* start *
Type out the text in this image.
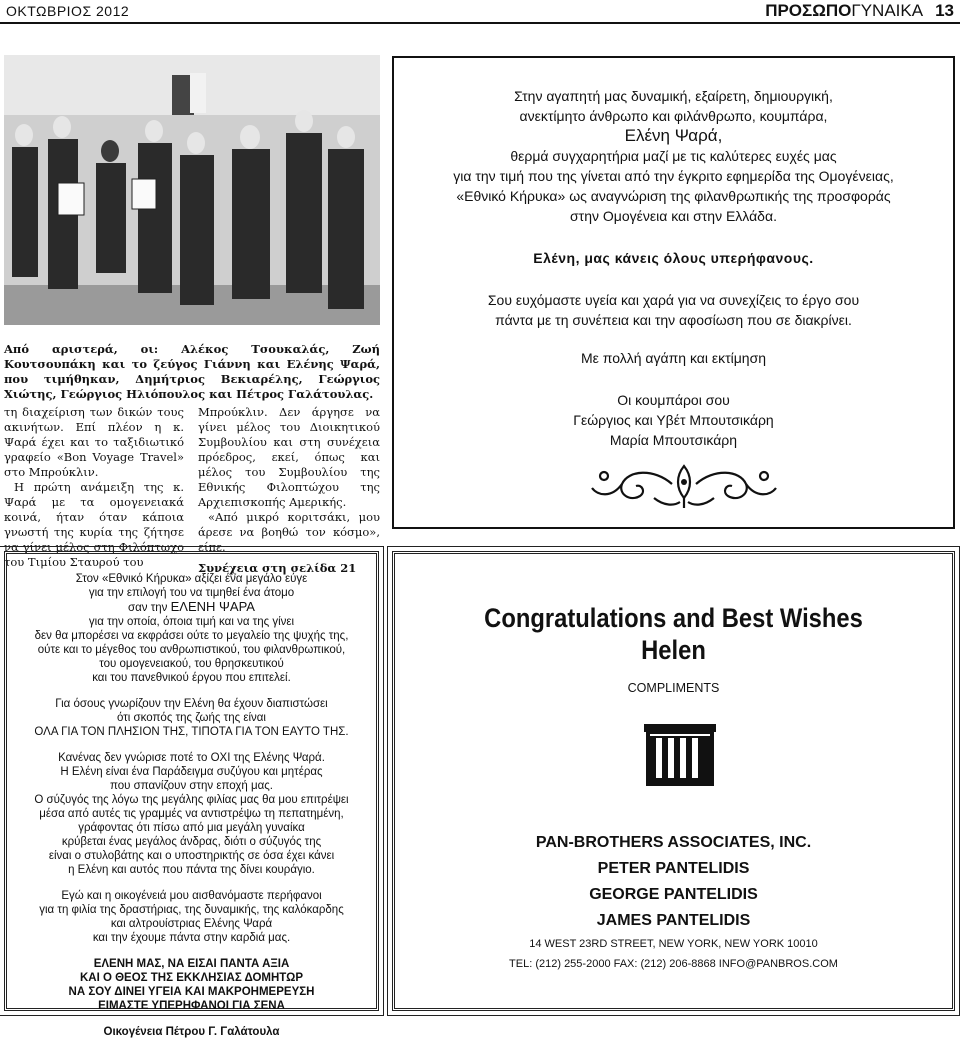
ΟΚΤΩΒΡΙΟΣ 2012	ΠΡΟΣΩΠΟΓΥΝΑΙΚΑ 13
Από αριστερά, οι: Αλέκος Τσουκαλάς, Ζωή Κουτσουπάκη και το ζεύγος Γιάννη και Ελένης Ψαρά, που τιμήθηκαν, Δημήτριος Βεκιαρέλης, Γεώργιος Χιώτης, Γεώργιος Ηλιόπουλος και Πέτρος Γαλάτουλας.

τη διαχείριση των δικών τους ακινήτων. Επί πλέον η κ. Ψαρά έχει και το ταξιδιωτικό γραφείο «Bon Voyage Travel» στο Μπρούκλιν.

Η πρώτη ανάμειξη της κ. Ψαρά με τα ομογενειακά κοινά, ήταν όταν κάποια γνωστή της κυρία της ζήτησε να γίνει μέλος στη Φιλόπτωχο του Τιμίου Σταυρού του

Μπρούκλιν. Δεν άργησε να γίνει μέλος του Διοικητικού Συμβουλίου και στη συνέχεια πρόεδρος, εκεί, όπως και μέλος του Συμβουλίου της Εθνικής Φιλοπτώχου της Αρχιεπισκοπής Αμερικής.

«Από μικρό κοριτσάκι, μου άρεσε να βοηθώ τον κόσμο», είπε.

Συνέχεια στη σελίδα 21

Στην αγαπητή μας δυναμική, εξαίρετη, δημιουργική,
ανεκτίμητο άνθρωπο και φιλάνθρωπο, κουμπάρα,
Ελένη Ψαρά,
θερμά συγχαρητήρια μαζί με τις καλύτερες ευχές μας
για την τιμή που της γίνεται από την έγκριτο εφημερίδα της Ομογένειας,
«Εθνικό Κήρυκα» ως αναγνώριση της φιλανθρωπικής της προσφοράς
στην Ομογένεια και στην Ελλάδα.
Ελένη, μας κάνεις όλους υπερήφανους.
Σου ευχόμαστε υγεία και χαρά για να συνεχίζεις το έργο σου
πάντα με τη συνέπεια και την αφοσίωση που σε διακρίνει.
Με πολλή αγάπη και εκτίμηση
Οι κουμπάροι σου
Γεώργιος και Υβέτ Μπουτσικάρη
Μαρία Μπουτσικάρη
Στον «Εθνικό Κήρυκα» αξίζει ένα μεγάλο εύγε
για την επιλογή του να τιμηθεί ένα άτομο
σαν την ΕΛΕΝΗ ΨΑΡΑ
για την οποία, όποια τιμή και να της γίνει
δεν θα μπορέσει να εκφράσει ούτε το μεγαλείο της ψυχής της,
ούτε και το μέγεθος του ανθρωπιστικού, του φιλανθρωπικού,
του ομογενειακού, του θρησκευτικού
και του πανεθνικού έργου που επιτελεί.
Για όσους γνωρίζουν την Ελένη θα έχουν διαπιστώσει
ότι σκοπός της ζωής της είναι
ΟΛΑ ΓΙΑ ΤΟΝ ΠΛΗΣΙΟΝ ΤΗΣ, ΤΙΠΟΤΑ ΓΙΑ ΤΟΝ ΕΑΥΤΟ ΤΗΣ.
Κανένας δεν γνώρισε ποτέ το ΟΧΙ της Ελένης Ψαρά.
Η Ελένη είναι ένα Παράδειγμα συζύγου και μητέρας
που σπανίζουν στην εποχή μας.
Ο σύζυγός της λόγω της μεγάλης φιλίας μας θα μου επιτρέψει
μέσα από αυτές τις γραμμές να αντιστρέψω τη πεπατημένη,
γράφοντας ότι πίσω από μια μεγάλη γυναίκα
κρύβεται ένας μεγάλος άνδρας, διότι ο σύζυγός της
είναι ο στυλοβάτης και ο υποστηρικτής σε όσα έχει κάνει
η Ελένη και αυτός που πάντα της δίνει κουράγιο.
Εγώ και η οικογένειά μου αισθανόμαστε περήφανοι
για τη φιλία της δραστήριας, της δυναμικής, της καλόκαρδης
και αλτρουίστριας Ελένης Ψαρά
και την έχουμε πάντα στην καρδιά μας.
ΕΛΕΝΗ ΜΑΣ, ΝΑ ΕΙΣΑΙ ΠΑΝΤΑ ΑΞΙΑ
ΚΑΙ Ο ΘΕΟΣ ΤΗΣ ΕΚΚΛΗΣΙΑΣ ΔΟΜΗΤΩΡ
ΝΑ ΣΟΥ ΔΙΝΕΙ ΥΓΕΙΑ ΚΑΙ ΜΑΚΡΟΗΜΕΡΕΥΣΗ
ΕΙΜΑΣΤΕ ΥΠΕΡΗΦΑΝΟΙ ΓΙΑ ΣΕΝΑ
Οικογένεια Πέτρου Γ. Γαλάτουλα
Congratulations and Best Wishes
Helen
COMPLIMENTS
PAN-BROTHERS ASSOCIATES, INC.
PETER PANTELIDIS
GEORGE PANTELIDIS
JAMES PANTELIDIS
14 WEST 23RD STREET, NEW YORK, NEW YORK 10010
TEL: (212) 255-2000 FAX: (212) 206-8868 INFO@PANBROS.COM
* end *
▶ _Task brief_
Leave the pictures out and reproduce each record exactly as written.

▶ _Correct result_
Type out the text in this image.
ΟΚΤΩΒΡΙΟΣ 2012	ΠΡΟΣΩΠΟΓΥΝΑΙΚΑ 13
Από αριστερά, οι: Αλέκος Τσουκαλάς, Ζωή Κουτσουπάκη και το ζεύγος Γιάννη και Ελένης Ψαρά, που τιμήθηκαν, Δημήτριος Βεκιαρέλης, Γεώργιος Χιώτης, Γεώργιος Ηλιόπουλος και Πέτρος Γαλάτουλας.

τη διαχείριση των δικών τους ακινήτων. Επί πλέον η κ. Ψαρά έχει και το ταξιδιωτικό γραφείο «Bon Voyage Travel» στο Μπρούκλιν.

Η πρώτη ανάμειξη της κ. Ψαρά με τα ομογενειακά κοινά, ήταν όταν κάποια γνωστή της κυρία της ζήτησε να γίνει μέλος στη Φιλόπτωχο του Τιμίου Σταυρού του

Μπρούκλιν. Δεν άργησε να γίνει μέλος του Διοικητικού Συμβουλίου και στη συνέχεια πρόεδρος, εκεί, όπως και μέλος του Συμβουλίου της Εθνικής Φιλοπτώχου της Αρχιεπισκοπής Αμερικής.

«Από μικρό κοριτσάκι, μου άρεσε να βοηθώ τον κόσμο», είπε.

Συνέχεια στη σελίδα 21

Στην αγαπητή μας δυναμική, εξαίρετη, δημιουργική,
ανεκτίμητο άνθρωπο και φιλάνθρωπο, κουμπάρα,
Ελένη Ψαρά,
θερμά συγχαρητήρια μαζί με τις καλύτερες ευχές μας
για την τιμή που της γίνεται από την έγκριτο εφημερίδα της Ομογένειας,
«Εθνικό Κήρυκα» ως αναγνώριση της φιλανθρωπικής της προσφοράς
στην Ομογένεια και στην Ελλάδα.
Ελένη, μας κάνεις όλους υπερήφανους.
Σου ευχόμαστε υγεία και χαρά για να συνεχίζεις το έργο σου
πάντα με τη συνέπεια και την αφοσίωση που σε διακρίνει.
Με πολλή αγάπη και εκτίμηση
Οι κουμπάροι σου
Γεώργιος και Υβέτ Μπουτσικάρη
Μαρία Μπουτσικάρη
Στον «Εθνικό Κήρυκα» αξίζει ένα μεγάλο εύγε
για την επιλογή του να τιμηθεί ένα άτομο
σαν την ΕΛΕΝΗ ΨΑΡΑ
για την οποία, όποια τιμή και να της γίνει
δεν θα μπορέσει να εκφράσει ούτε το μεγαλείο της ψυχής της,
ούτε και το μέγεθος του ανθρωπιστικού, του φιλανθρωπικού,
του ομογενειακού, του θρησκευτικού
και του πανεθνικού έργου που επιτελεί.
Για όσους γνωρίζουν την Ελένη θα έχουν διαπιστώσει
ότι σκοπός της ζωής της είναι
ΟΛΑ ΓΙΑ ΤΟΝ ΠΛΗΣΙΟΝ ΤΗΣ, ΤΙΠΟΤΑ ΓΙΑ ΤΟΝ ΕΑΥΤΟ ΤΗΣ.
Κανένας δεν γνώρισε ποτέ το ΟΧΙ της Ελένης Ψαρά.
Η Ελένη είναι ένα Παράδειγμα συζύγου και μητέρας
που σπανίζουν στην εποχή μας.
Ο σύζυγός της λόγω της μεγάλης φιλίας μας θα μου επιτρέψει
μέσα από αυτές τις γραμμές να αντιστρέψω τη πεπατημένη,
γράφοντας ότι πίσω από μια μεγάλη γυναίκα
κρύβεται ένας μεγάλος άνδρας, διότι ο σύζυγός της
είναι ο στυλοβάτης και ο υποστηρικτής σε όσα έχει κάνει
η Ελένη και αυτός που πάντα της δίνει κουράγιο.
Εγώ και η οικογένειά μου αισθανόμαστε περήφανοι
για τη φιλία της δραστήριας, της δυναμικής, της καλόκαρδης
και αλτρουίστριας Ελένης Ψαρά
και την έχουμε πάντα στην καρδιά μας.
ΕΛΕΝΗ ΜΑΣ, ΝΑ ΕΙΣΑΙ ΠΑΝΤΑ ΑΞΙΑ
ΚΑΙ Ο ΘΕΟΣ ΤΗΣ ΕΚΚΛΗΣΙΑΣ ΔΟΜΗΤΩΡ
ΝΑ ΣΟΥ ΔΙΝΕΙ ΥΓΕΙΑ ΚΑΙ ΜΑΚΡΟΗΜΕΡΕΥΣΗ
ΕΙΜΑΣΤΕ ΥΠΕΡΗΦΑΝΟΙ ΓΙΑ ΣΕΝΑ
Οικογένεια Πέτρου Γ. Γαλάτουλα
Congratulations and Best Wishes
Helen
COMPLIMENTS
PAN-BROTHERS ASSOCIATES, INC.
PETER PANTELIDIS
GEORGE PANTELIDIS
JAMES PANTELIDIS
14 WEST 23RD STREET, NEW YORK, NEW YORK 10010
TEL: (212) 255-2000 FAX: (212) 206-8868 INFO@PANBROS.COM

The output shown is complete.